[SHORT TASK] Continue the article below about Indian savers' worries over their bank deposits, starting after its last sentence.

[SELECTION]

The Plight of Bank Deposits


The Plight of Bank Deposits


Today in India every domestic citizen is worried about the way the Government takes on the common man.  Each and every one of the middle and upper middle class is worried about their hard-earned savings in the banks as Fixed Deposits.  There has quite a number messages coming through that these deposits are going to be paved in for the Bankers to save their souls and we shall be redeemed with Bonds for longer and longer years. This is all due to the implementation of a new bill by the Central Government in the Parliament. We need to know the nuances of this bill and how it is going to affect us in the long run. It is the duty of the Government to take us out off such doubts and get us clarified in every way. If you have memories are perfect in 2008 we all know that the American Bank Layman brothers have one fine morning became bankrupt which was also followed by many banks in various parts of the world. This was the reason for the greatest Economic loss in the world and not one, many banks have got affected throughout the globe, To revive these banks the respective governments took charge for the same and one such effect was using the tax earned income from the public to go in for redeeming the Bank’s interest.

[SOURCE DATA]
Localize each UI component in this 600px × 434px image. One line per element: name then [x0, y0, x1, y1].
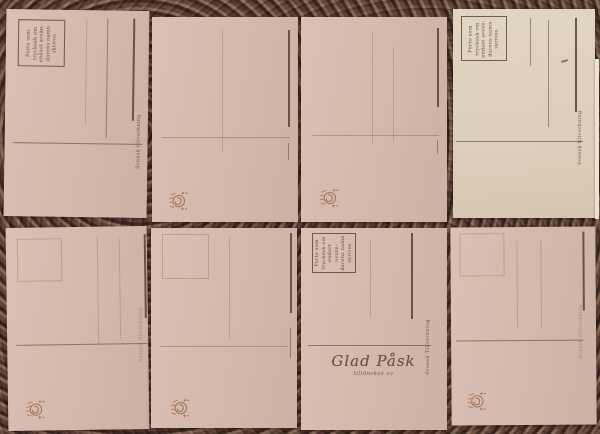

[RESULT OF THE EXERCISE]
At the same it was also discussed in the G20 summit at USA the countries participating in the summit took exemption for the taxes income to retrieve the Banks. They all raised objections and commended this should not happen as the tax payers money has to be used for other productive purposes of the country. The same summit also opined in the summit in 2011 and passed a resolution that the Bank depositors and some portion (major) to be used for the capital accumulation for the banks which had gone bankrupt. This was further accepted in the G20 summit held in Melbourne Australia in the year 2014. Followed by this our Indian Government has brought in the Financial Decisions on the Deposits and Reconstruction of the Deposits. Also prepared a bill for the same and wanted to bring in before Parliament. This bill 52 ND section has clearly says that if a person who has 10 lacks deposits and eventually if the Bank fails the bank can utilise up to 9 lakhs from the depositors money and balance of one lakh is also doubtful of return. Your 3 year deposit could be extended for another 15 to 20 years too. The same can be redeemed as loan bonds and the investors have to wait till situation normalizes in the respective Bank and the time factor is unknown. This has really created in valuable tremors in the investors, specifically for those who have put in their hard-earned money in deposits with the banks and surviving themselves with the monthly interest portions as income to lead their lives. This has been seriously criticized by the popular Economist as a dictatorial move by the Government. Why should this happen? And what are its ramifications? We have to deeply analyse and reverberate accordingly.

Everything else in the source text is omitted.